Supplied material:
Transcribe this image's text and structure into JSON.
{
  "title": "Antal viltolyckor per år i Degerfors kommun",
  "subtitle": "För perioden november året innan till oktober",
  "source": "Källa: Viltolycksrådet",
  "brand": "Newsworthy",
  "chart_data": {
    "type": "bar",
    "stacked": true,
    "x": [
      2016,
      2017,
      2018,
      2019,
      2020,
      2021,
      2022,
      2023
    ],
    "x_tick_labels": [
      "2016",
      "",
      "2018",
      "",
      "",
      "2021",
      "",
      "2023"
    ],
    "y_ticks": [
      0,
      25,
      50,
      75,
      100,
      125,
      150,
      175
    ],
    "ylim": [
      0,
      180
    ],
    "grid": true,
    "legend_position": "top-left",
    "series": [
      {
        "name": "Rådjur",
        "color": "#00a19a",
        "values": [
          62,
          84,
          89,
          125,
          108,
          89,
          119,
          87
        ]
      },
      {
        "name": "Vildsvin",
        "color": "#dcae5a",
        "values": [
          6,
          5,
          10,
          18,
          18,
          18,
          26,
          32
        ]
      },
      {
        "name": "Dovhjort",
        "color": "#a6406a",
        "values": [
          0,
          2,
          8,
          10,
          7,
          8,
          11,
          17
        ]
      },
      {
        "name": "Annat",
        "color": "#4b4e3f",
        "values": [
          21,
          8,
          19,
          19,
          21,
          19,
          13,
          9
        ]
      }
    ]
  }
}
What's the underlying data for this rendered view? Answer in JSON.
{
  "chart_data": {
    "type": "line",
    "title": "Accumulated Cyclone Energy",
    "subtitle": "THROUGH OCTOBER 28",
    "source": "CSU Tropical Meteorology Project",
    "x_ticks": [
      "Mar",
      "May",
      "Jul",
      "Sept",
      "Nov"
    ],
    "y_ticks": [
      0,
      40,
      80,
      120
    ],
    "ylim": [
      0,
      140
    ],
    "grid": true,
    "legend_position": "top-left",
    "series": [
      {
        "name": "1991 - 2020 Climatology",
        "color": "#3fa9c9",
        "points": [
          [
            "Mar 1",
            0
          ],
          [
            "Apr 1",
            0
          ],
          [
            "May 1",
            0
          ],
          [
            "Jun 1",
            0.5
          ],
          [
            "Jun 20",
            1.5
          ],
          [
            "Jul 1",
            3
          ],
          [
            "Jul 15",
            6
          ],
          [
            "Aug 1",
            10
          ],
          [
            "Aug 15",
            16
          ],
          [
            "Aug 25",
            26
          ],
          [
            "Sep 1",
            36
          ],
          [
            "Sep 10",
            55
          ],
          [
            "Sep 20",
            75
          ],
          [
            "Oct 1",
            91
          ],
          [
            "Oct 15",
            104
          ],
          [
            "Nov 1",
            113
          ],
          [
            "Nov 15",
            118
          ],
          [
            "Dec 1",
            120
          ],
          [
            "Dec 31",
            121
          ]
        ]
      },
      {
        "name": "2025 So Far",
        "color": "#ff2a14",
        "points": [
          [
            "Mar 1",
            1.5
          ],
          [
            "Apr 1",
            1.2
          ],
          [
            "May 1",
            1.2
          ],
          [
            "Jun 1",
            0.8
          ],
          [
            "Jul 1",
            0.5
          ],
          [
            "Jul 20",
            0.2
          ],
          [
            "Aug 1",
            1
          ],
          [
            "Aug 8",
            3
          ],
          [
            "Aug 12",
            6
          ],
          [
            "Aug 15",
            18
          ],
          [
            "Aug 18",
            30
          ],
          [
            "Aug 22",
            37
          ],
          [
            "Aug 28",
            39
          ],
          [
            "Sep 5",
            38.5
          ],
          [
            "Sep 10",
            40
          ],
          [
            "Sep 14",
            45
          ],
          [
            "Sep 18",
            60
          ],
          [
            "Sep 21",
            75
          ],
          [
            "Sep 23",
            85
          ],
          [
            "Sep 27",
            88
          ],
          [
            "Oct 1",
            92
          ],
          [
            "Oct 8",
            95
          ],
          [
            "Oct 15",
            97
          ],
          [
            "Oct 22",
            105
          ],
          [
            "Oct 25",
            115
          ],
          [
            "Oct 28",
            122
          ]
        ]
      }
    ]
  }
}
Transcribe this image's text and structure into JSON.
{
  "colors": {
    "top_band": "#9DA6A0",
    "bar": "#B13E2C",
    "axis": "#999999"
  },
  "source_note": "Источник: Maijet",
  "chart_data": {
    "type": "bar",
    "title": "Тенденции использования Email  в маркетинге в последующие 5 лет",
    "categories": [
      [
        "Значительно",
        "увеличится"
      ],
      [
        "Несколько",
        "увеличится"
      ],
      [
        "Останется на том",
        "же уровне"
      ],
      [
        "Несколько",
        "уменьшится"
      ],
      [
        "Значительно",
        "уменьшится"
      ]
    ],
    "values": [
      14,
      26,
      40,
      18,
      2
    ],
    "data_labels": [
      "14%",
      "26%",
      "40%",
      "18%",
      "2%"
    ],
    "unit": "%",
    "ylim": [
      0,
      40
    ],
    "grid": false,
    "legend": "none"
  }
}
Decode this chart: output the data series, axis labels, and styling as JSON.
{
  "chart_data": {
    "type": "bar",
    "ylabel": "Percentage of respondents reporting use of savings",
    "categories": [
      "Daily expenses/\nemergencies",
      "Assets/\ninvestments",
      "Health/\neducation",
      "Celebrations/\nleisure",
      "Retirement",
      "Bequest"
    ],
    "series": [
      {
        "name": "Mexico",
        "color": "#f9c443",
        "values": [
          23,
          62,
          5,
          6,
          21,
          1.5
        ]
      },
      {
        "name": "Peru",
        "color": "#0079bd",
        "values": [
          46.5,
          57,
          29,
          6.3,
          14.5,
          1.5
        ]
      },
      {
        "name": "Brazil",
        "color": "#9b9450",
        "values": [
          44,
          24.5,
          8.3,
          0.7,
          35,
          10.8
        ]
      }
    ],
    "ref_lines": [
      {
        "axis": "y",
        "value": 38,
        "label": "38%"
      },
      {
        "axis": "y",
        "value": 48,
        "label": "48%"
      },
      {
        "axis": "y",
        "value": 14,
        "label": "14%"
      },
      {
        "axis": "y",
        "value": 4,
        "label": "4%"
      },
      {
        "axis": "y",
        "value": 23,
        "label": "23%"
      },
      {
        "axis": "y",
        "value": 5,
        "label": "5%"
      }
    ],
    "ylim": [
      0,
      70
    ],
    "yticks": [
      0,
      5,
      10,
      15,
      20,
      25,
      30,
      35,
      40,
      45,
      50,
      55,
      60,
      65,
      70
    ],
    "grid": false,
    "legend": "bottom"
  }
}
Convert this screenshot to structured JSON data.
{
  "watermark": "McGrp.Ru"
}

Problem description: Exactly as shown above, return every record.

Exercise output:
Transcribe this image's text and structure into JSON.
{
  "title": "Antal viltolyckor per år i Degerfors kommun",
  "subtitle": "För perioden november året innan till oktober",
  "source": "Källa: Viltolycksrådet",
  "brand": "Newsworthy",
  "chart_data": {
    "type": "bar",
    "stacked": true,
    "x": [
      2016,
      2017,
      2018,
      2019,
      2020,
      2021,
      2022,
      2023
    ],
    "x_tick_labels": [
      "2016",
      "",
      "2018",
      "",
      "",
      "2021",
      "",
      "2023"
    ],
    "y_ticks": [
      0,
      25,
      50,
      75,
      100,
      125,
      150,
      175
    ],
    "ylim": [
      0,
      180
    ],
    "grid": true,
    "legend_position": "top-left",
    "series": [
      {
        "name": "Rådjur",
        "color": "#00a19a",
        "values": [
          62,
          84,
          89,
          125,
          108,
          89,
          119,
          87
        ]
      },
      {
        "name": "Vildsvin",
        "color": "#dcae5a",
        "values": [
          6,
          5,
          10,
          18,
          18,
          18,
          26,
          32
        ]
      },
      {
        "name": "Dovhjort",
        "color": "#a6406a",
        "values": [
          0,
          2,
          8,
          10,
          7,
          8,
          11,
          17
        ]
      },
      {
        "name": "Annat",
        "color": "#4b4e3f",
        "values": [
          21,
          8,
          19,
          19,
          21,
          19,
          13,
          9
        ]
      }
    ]
  }
}
What's the underlying data for this rendered view? Answer in JSON.
{
  "chart_data": {
    "type": "line",
    "title": "Accumulated Cyclone Energy",
    "subtitle": "THROUGH OCTOBER 28",
    "source": "CSU Tropical Meteorology Project",
    "x_ticks": [
      "Mar",
      "May",
      "Jul",
      "Sept",
      "Nov"
    ],
    "y_ticks": [
      0,
      40,
      80,
      120
    ],
    "ylim": [
      0,
      140
    ],
    "grid": true,
    "legend_position": "top-left",
    "series": [
      {
        "name": "1991 - 2020 Climatology",
        "color": "#3fa9c9",
        "points": [
          [
            "Mar 1",
            0
          ],
          [
            "Apr 1",
            0
          ],
          [
            "May 1",
            0
          ],
          [
            "Jun 1",
            0.5
          ],
          [
            "Jun 20",
            1.5
          ],
          [
            "Jul 1",
            3
          ],
          [
            "Jul 15",
            6
          ],
          [
            "Aug 1",
            10
          ],
          [
            "Aug 15",
            16
          ],
          [
            "Aug 25",
            26
          ],
          [
            "Sep 1",
            36
          ],
          [
            "Sep 10",
            55
          ],
          [
            "Sep 20",
            75
          ],
          [
            "Oct 1",
            91
          ],
          [
            "Oct 15",
            104
          ],
          [
            "Nov 1",
            113
          ],
          [
            "Nov 15",
            118
          ],
          [
            "Dec 1",
            120
          ],
          [
            "Dec 31",
            121
          ]
        ]
      },
      {
        "name": "2025 So Far",
        "color": "#ff2a14",
        "points": [
          [
            "Mar 1",
            1.5
          ],
          [
            "Apr 1",
            1.2
          ],
          [
            "May 1",
            1.2
          ],
          [
            "Jun 1",
            0.8
          ],
          [
            "Jul 1",
            0.5
          ],
          [
            "Jul 20",
            0.2
          ],
          [
            "Aug 1",
            1
          ],
          [
            "Aug 8",
            3
          ],
          [
            "Aug 12",
            6
          ],
          [
            "Aug 15",
            18
          ],
          [
            "Aug 18",
            30
          ],
          [
            "Aug 22",
            37
          ],
          [
            "Aug 28",
            39
          ],
          [
            "Sep 5",
            38.5
          ],
          [
            "Sep 10",
            40
          ],
          [
            "Sep 14",
            45
          ],
          [
            "Sep 18",
            60
          ],
          [
            "Sep 21",
            75
          ],
          [
            "Sep 23",
            85
          ],
          [
            "Sep 27",
            88
          ],
          [
            "Oct 1",
            92
          ],
          [
            "Oct 8",
            95
          ],
          [
            "Oct 15",
            97
          ],
          [
            "Oct 22",
            105
          ],
          [
            "Oct 25",
            115
          ],
          [
            "Oct 28",
            122
          ]
        ]
      }
    ]
  }
}
Transcribe this image's text and structure into JSON.
{
  "colors": {
    "top_band": "#9DA6A0",
    "bar": "#B13E2C",
    "axis": "#999999"
  },
  "source_note": "Источник: Maijet",
  "chart_data": {
    "type": "bar",
    "title": "Тенденции использования Email  в маркетинге в последующие 5 лет",
    "categories": [
      [
        "Значительно",
        "увеличится"
      ],
      [
        "Несколько",
        "увеличится"
      ],
      [
        "Останется на том",
        "же уровне"
      ],
      [
        "Несколько",
        "уменьшится"
      ],
      [
        "Значительно",
        "уменьшится"
      ]
    ],
    "values": [
      14,
      26,
      40,
      18,
      2
    ],
    "data_labels": [
      "14%",
      "26%",
      "40%",
      "18%",
      "2%"
    ],
    "unit": "%",
    "ylim": [
      0,
      40
    ],
    "grid": false,
    "legend": "none"
  }
}
Decode this chart: output the data series, axis labels, and styling as JSON.
{
  "chart_data": {
    "type": "bar",
    "ylabel": "Percentage of respondents reporting use of savings",
    "categories": [
      "Daily expenses/\nemergencies",
      "Assets/\ninvestments",
      "Health/\neducation",
      "Celebrations/\nleisure",
      "Retirement",
      "Bequest"
    ],
    "series": [
      {
        "name": "Mexico",
        "color": "#f9c443",
        "values": [
          23,
          62,
          5,
          6,
          21,
          1.5
        ]
      },
      {
        "name": "Peru",
        "color": "#0079bd",
        "values": [
          46.5,
          57,
          29,
          6.3,
          14.5,
          1.5
        ]
      },
      {
        "name": "Brazil",
        "color": "#9b9450",
        "values": [
          44,
          24.5,
          8.3,
          0.7,
          35,
          10.8
        ]
      }
    ],
    "ref_lines": [
      {
        "axis": "y",
        "value": 38,
        "label": "38%"
      },
      {
        "axis": "y",
        "value": 48,
        "label": "48%"
      },
      {
        "axis": "y",
        "value": 14,
        "label": "14%"
      },
      {
        "axis": "y",
        "value": 4,
        "label": "4%"
      },
      {
        "axis": "y",
        "value": 23,
        "label": "23%"
      },
      {
        "axis": "y",
        "value": 5,
        "label": "5%"
      }
    ],
    "ylim": [
      0,
      70
    ],
    "yticks": [
      0,
      5,
      10,
      15,
      20,
      25,
      30,
      35,
      40,
      45,
      50,
      55,
      60,
      65,
      70
    ],
    "grid": false,
    "legend": "bottom"
  }
}
Convert this screenshot to structured JSON data.
{
  "watermark": "McGrp.Ru"
}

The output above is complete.